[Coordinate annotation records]
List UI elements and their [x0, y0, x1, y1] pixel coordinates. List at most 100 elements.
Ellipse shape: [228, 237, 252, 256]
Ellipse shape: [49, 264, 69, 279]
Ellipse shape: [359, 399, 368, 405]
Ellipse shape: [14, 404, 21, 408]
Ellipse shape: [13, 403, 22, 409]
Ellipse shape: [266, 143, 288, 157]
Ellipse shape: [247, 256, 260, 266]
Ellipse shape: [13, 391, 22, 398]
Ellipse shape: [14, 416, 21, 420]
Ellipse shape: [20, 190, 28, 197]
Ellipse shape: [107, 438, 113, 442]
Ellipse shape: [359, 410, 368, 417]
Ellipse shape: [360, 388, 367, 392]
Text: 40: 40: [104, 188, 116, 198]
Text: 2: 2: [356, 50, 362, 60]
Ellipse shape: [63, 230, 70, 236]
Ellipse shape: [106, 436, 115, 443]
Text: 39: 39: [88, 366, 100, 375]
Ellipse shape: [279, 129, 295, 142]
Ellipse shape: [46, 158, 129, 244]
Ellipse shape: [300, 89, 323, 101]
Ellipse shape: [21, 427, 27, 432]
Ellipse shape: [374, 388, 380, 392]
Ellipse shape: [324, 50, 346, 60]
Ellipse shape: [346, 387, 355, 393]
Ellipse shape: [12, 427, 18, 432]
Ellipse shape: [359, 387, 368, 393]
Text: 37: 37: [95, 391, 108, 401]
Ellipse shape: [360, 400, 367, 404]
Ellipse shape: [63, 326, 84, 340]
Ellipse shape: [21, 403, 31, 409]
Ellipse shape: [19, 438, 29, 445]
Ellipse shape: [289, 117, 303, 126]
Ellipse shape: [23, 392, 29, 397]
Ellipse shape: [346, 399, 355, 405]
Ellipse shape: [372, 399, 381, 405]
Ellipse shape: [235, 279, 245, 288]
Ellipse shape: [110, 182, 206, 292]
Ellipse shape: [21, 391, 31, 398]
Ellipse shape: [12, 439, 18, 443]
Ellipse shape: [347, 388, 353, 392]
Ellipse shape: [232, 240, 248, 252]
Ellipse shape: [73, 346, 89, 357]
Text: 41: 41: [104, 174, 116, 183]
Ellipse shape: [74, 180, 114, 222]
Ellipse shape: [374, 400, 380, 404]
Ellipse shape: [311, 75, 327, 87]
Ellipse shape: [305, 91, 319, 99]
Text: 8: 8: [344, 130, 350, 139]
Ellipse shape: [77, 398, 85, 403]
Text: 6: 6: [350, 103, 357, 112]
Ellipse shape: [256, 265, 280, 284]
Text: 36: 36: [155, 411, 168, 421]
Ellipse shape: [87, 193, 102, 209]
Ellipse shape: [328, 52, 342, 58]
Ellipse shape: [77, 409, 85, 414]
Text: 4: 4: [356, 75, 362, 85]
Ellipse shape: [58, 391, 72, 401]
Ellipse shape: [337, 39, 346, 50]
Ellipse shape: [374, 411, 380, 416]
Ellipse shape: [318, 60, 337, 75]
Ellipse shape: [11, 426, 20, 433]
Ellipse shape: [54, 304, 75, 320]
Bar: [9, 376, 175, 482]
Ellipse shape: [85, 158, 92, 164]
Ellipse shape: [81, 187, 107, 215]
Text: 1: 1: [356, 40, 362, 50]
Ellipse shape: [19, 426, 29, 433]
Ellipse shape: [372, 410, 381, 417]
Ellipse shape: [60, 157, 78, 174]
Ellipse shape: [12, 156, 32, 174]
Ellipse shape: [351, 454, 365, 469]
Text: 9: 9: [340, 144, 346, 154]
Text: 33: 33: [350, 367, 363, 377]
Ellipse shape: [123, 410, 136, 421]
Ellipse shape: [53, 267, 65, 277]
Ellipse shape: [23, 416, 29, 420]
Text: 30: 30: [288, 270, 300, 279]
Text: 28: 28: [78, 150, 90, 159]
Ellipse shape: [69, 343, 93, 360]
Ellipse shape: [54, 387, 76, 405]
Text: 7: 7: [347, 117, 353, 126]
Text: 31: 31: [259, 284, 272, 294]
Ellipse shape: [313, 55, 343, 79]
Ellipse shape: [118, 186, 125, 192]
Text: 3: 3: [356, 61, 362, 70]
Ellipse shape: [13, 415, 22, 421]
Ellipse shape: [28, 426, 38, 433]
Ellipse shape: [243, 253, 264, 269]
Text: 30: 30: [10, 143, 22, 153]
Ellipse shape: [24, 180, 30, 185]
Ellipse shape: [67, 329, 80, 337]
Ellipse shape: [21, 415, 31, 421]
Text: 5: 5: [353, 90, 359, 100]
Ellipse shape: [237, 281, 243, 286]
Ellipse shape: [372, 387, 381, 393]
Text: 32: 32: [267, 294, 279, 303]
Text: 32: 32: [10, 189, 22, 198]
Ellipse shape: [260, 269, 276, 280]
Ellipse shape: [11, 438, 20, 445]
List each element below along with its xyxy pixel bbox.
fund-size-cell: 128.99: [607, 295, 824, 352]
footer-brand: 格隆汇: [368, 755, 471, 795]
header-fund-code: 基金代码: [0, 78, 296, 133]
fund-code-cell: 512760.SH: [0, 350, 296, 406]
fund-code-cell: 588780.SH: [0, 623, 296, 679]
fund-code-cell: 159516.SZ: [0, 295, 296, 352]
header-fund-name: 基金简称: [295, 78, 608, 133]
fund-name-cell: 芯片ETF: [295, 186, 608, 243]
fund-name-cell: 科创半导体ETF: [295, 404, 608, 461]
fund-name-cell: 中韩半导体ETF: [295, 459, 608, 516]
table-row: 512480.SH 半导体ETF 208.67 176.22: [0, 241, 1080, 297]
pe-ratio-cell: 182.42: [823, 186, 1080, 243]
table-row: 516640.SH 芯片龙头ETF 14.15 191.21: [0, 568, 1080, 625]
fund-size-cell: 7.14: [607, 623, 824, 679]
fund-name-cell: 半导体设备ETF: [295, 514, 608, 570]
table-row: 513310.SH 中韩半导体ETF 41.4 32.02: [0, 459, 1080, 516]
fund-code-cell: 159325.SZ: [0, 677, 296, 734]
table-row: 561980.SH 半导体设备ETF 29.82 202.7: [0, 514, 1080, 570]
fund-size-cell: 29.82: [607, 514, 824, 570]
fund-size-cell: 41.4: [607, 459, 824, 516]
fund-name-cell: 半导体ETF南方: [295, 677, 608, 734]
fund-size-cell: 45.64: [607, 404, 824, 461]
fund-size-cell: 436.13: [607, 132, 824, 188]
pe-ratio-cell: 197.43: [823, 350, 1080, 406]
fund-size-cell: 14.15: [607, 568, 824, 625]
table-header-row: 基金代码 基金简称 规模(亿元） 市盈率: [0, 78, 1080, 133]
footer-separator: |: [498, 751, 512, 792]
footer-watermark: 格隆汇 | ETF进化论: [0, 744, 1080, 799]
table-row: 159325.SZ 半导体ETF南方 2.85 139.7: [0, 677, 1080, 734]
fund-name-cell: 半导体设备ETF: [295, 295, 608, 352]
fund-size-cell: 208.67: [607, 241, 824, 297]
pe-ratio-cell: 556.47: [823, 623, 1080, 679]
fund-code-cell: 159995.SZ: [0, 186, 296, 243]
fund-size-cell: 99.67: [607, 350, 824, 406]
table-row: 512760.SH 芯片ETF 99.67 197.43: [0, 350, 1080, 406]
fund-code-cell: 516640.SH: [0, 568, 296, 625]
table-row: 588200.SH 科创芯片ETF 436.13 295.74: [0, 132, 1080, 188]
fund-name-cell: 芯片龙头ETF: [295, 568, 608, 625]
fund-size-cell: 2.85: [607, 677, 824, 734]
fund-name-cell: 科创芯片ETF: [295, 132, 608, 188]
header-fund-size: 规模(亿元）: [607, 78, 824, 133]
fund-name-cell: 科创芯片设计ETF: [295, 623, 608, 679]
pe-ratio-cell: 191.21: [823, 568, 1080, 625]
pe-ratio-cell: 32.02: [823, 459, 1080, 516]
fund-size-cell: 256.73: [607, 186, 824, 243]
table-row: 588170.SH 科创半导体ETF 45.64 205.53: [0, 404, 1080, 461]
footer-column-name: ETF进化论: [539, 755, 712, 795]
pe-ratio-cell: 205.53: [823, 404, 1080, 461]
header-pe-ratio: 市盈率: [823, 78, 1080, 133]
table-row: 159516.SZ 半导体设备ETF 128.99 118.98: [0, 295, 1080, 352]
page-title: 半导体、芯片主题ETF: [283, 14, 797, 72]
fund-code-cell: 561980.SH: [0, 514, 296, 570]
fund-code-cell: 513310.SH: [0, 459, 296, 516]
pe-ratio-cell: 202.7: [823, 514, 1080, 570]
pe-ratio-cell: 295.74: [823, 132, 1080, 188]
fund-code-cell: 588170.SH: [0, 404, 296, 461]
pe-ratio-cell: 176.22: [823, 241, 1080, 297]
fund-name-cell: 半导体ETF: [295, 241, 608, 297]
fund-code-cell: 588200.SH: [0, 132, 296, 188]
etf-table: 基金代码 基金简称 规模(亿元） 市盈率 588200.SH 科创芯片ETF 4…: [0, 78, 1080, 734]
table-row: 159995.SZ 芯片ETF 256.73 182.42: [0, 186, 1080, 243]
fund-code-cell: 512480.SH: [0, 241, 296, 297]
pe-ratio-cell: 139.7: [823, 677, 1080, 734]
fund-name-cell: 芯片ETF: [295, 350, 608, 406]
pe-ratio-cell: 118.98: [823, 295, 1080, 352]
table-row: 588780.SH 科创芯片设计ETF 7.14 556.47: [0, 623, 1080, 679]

■ **Set exercise**
Reproduce the items from the start through the line with "Ellipse shape: [360, 388, 367, 392]", switching every "Ellipse shape" to "Oval shape" and leaving everything else unchanged.

■ **Response**
List UI elements and their [x0, y0, x1, y1] pixel coordinates. List at most 100 elements.
Oval shape: [228, 237, 252, 256]
Oval shape: [49, 264, 69, 279]
Oval shape: [359, 399, 368, 405]
Oval shape: [14, 404, 21, 408]
Oval shape: [13, 403, 22, 409]
Oval shape: [266, 143, 288, 157]
Oval shape: [247, 256, 260, 266]
Oval shape: [13, 391, 22, 398]
Oval shape: [14, 416, 21, 420]
Oval shape: [20, 190, 28, 197]
Oval shape: [107, 438, 113, 442]
Oval shape: [359, 410, 368, 417]
Oval shape: [360, 388, 367, 392]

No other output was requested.